▶ **Goal**
Reproduce every entry exactly.
──────
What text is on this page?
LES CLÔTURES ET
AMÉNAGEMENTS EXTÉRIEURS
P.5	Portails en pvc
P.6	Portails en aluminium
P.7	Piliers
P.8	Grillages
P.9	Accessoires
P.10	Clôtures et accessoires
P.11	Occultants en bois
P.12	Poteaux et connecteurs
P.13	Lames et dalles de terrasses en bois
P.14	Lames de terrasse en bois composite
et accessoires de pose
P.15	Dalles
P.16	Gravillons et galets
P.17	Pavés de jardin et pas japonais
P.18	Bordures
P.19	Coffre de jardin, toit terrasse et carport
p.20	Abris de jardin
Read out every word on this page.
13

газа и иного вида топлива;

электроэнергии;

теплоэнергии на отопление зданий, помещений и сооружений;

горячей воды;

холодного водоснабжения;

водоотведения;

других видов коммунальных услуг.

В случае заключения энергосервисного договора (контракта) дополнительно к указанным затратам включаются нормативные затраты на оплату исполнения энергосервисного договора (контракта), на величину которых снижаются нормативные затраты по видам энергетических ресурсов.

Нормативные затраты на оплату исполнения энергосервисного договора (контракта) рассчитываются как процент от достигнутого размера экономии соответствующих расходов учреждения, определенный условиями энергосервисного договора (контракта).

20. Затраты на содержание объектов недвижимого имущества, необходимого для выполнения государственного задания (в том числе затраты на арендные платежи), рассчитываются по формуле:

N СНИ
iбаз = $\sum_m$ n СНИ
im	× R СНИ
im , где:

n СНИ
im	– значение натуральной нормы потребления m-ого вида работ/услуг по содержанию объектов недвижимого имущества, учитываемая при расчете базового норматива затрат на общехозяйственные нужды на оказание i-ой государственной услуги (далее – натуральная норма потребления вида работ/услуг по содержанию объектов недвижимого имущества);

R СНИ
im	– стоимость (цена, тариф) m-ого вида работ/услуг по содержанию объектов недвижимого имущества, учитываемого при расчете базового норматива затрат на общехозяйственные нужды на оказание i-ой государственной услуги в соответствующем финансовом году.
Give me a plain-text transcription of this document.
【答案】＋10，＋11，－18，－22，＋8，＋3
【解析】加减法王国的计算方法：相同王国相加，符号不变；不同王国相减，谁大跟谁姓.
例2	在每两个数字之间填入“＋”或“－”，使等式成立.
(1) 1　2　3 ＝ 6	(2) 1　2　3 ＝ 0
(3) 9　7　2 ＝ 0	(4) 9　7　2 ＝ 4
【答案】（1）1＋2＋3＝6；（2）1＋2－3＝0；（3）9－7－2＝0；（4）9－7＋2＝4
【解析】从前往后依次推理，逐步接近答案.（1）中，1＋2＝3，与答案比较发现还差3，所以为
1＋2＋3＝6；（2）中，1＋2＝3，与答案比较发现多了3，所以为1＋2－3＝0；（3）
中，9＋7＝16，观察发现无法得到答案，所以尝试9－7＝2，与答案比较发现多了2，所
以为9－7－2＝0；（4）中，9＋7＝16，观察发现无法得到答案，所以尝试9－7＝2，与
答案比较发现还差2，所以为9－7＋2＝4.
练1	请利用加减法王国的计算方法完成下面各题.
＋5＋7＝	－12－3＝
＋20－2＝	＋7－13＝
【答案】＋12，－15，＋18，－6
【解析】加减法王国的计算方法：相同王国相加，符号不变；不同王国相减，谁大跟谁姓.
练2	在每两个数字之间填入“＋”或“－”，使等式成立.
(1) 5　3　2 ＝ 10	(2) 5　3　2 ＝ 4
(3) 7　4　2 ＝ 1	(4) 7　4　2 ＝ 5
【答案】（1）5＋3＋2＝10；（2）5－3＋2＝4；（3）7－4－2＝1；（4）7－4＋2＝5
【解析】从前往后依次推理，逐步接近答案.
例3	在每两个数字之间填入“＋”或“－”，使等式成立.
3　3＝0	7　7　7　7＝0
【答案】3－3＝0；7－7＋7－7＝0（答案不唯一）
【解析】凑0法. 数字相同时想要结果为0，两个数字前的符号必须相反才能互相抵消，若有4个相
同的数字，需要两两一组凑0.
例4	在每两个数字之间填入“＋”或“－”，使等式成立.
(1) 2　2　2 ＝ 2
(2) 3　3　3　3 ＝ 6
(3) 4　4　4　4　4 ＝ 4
──────
▶ **Result of the task**
What text is on this page?
LES CLÔTURES ET
AMÉNAGEMENTS EXTÉRIEURS
P.5	Portails en pvc
P.6	Portails en aluminium
P.7	Piliers
P.8	Grillages
P.9	Accessoires
P.10	Clôtures et accessoires
P.11	Occultants en bois
P.12	Poteaux et connecteurs
P.13	Lames et dalles de terrasses en bois
P.14	Lames de terrasse en bois composite
et accessoires de pose
P.15	Dalles
P.16	Gravillons et galets
P.17	Pavés de jardin et pas japonais
P.18	Bordures
P.19	Coffre de jardin, toit terrasse et carport
p.20	Abris de jardin
Read out every word on this page.
13

газа и иного вида топлива;

электроэнергии;

теплоэнергии на отопление зданий, помещений и сооружений;

горячей воды;

холодного водоснабжения;

водоотведения;

других видов коммунальных услуг.

В случае заключения энергосервисного договора (контракта) дополнительно к указанным затратам включаются нормативные затраты на оплату исполнения энергосервисного договора (контракта), на величину которых снижаются нормативные затраты по видам энергетических ресурсов.

Нормативные затраты на оплату исполнения энергосервисного договора (контракта) рассчитываются как процент от достигнутого размера экономии соответствующих расходов учреждения, определенный условиями энергосервисного договора (контракта).

20. Затраты на содержание объектов недвижимого имущества, необходимого для выполнения государственного задания (в том числе затраты на арендные платежи), рассчитываются по формуле:

N СНИ
iбаз = $\sum_m$ n СНИ
im	× R СНИ
im , где:

n СНИ
im	– значение натуральной нормы потребления m-ого вида работ/услуг по содержанию объектов недвижимого имущества, учитываемая при расчете базового норматива затрат на общехозяйственные нужды на оказание i-ой государственной услуги (далее – натуральная норма потребления вида работ/услуг по содержанию объектов недвижимого имущества);

R СНИ
im	– стоимость (цена, тариф) m-ого вида работ/услуг по содержанию объектов недвижимого имущества, учитываемого при расчете базового норматива затрат на общехозяйственные нужды на оказание i-ой государственной услуги в соответствующем финансовом году.
Give me a plain-text transcription of this document.
【答案】＋10，＋11，－18，－22，＋8，＋3
【解析】加减法王国的计算方法：相同王国相加，符号不变；不同王国相减，谁大跟谁姓.
例2	在每两个数字之间填入“＋”或“－”，使等式成立.
(1) 1　2　3 ＝ 6	(2) 1　2　3 ＝ 0
(3) 9　7　2 ＝ 0	(4) 9　7　2 ＝ 4
【答案】（1）1＋2＋3＝6；（2）1＋2－3＝0；（3）9－7－2＝0；（4）9－7＋2＝4
【解析】从前往后依次推理，逐步接近答案.（1）中，1＋2＝3，与答案比较发现还差3，所以为
1＋2＋3＝6；（2）中，1＋2＝3，与答案比较发现多了3，所以为1＋2－3＝0；（3）
中，9＋7＝16，观察发现无法得到答案，所以尝试9－7＝2，与答案比较发现多了2，所
以为9－7－2＝0；（4）中，9＋7＝16，观察发现无法得到答案，所以尝试9－7＝2，与
答案比较发现还差2，所以为9－7＋2＝4.
练1	请利用加减法王国的计算方法完成下面各题.
＋5＋7＝	－12－3＝
＋20－2＝	＋7－13＝
【答案】＋12，－15，＋18，－6
【解析】加减法王国的计算方法：相同王国相加，符号不变；不同王国相减，谁大跟谁姓.
练2	在每两个数字之间填入“＋”或“－”，使等式成立.
(1) 5　3　2 ＝ 10	(2) 5　3　2 ＝ 4
(3) 7　4　2 ＝ 1	(4) 7　4　2 ＝ 5
【答案】（1）5＋3＋2＝10；（2）5－3＋2＝4；（3）7－4－2＝1；（4）7－4＋2＝5
【解析】从前往后依次推理，逐步接近答案.
例3	在每两个数字之间填入“＋”或“－”，使等式成立.
3　3＝0	7　7　7　7＝0
【答案】3－3＝0；7－7＋7－7＝0（答案不唯一）
【解析】凑0法. 数字相同时想要结果为0，两个数字前的符号必须相反才能互相抵消，若有4个相
同的数字，需要两两一组凑0.
例4	在每两个数字之间填入“＋”或“－”，使等式成立.
(1) 2　2　2 ＝ 2
(2) 3　3　3　3 ＝ 6
(3) 4　4　4　4　4 ＝ 4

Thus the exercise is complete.